Data records:
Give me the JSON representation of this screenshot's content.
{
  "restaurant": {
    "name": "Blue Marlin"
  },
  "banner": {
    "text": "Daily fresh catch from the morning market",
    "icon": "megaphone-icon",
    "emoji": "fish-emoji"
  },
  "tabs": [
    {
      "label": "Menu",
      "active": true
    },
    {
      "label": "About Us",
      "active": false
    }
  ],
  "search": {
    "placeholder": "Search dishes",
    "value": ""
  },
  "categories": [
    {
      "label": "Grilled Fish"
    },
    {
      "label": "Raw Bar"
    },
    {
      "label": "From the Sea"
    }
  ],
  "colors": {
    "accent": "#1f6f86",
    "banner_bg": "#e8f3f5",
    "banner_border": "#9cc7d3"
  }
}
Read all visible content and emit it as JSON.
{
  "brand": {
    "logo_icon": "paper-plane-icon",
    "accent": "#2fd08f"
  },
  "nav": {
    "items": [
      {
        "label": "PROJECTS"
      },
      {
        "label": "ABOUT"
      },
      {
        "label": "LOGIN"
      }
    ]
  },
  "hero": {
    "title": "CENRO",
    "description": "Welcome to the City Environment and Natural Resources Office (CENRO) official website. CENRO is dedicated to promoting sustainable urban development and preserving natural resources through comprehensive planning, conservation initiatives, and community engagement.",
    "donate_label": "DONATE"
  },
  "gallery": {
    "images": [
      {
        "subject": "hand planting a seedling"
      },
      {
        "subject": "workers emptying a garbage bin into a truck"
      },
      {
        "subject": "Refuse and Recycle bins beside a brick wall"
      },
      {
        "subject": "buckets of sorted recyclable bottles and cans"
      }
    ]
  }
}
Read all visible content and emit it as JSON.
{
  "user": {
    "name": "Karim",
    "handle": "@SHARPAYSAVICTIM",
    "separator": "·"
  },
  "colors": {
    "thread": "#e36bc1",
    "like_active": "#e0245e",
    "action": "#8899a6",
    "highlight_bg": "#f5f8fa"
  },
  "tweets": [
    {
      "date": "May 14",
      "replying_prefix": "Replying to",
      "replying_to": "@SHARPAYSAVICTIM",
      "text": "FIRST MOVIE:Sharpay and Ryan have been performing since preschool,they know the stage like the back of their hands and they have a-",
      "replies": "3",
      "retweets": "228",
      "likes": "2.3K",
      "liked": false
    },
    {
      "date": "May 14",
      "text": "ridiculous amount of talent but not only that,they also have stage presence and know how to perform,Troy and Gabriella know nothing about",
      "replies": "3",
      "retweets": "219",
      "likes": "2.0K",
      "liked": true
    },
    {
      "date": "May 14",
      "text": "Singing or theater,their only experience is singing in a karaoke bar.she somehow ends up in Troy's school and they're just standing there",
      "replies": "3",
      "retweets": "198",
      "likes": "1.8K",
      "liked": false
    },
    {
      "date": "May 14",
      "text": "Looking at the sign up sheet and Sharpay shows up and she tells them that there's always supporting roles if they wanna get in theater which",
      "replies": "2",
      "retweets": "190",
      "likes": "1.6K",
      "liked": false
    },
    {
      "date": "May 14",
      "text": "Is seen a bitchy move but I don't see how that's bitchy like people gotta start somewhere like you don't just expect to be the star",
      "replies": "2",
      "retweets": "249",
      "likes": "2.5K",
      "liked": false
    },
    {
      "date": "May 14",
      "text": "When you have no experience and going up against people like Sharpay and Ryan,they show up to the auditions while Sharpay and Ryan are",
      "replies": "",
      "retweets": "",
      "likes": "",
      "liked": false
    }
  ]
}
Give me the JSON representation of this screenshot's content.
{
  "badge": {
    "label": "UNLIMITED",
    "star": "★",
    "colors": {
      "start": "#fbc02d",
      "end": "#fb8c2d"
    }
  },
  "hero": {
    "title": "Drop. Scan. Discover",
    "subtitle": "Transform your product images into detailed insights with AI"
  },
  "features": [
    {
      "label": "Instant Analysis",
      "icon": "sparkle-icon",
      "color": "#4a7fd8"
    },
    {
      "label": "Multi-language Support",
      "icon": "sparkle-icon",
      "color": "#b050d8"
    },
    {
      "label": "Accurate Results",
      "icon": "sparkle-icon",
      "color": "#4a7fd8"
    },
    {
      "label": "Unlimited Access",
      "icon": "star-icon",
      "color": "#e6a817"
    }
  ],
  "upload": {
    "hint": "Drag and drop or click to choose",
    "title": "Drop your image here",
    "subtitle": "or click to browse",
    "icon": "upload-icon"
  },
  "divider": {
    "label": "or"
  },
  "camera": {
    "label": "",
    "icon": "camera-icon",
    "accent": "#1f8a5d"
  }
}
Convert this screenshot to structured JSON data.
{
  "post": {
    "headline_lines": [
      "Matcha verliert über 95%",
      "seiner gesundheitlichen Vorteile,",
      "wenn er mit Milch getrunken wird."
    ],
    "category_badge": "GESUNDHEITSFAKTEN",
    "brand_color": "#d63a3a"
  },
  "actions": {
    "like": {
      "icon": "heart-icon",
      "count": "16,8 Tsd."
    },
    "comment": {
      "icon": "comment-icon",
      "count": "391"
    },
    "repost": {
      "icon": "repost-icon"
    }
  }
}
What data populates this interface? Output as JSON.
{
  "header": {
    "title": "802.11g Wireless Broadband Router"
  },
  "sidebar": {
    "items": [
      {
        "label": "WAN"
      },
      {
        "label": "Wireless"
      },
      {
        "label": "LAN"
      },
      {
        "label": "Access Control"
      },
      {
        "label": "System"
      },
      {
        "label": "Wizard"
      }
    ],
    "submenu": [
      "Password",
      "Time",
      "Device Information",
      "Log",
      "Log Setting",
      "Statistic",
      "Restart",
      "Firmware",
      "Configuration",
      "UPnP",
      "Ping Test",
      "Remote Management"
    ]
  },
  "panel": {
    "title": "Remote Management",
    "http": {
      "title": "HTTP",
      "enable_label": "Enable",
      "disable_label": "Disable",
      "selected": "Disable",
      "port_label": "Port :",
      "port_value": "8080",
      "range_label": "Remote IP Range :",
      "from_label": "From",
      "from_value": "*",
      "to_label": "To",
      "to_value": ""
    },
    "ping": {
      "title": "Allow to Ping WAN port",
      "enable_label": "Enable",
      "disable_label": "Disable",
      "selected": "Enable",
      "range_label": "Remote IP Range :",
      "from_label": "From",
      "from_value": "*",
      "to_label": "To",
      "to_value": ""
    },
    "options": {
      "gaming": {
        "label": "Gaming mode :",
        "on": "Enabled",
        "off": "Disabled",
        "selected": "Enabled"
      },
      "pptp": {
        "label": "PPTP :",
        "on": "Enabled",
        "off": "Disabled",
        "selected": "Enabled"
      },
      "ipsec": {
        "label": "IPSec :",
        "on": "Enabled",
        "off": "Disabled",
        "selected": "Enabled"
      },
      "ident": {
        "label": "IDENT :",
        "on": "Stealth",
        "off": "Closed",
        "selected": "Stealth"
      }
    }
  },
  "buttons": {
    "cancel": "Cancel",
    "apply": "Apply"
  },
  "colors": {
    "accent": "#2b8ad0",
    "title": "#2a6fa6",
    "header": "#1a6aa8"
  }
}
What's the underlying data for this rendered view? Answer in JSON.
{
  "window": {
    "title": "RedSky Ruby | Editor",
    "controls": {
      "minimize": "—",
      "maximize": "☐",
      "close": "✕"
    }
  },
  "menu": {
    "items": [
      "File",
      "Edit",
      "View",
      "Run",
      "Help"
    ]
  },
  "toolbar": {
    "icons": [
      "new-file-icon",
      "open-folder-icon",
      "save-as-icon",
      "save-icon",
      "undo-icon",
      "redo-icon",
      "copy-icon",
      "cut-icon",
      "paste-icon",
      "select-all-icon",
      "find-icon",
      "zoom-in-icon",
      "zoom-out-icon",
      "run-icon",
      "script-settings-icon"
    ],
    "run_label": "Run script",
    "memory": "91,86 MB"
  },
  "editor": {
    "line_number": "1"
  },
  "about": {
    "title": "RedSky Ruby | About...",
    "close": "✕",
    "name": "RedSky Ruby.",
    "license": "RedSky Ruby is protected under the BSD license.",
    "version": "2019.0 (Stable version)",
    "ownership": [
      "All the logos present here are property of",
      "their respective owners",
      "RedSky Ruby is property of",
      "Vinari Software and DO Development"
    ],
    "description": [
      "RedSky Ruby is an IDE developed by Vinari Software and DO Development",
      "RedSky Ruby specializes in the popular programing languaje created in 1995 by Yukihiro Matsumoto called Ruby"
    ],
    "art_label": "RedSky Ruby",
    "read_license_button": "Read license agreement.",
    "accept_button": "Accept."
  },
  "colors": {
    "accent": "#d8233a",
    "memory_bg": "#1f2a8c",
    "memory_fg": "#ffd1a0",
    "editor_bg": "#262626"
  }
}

■ **WHAT THIS TASK INVOLVES**:
Gather all lines from the records above in which "Software" appears.

■ **RESPONSE TO THE TASK**:
      "Vinari Software and DO Development"
      "RedSky Ruby is an IDE developed by Vinari Software and DO Development",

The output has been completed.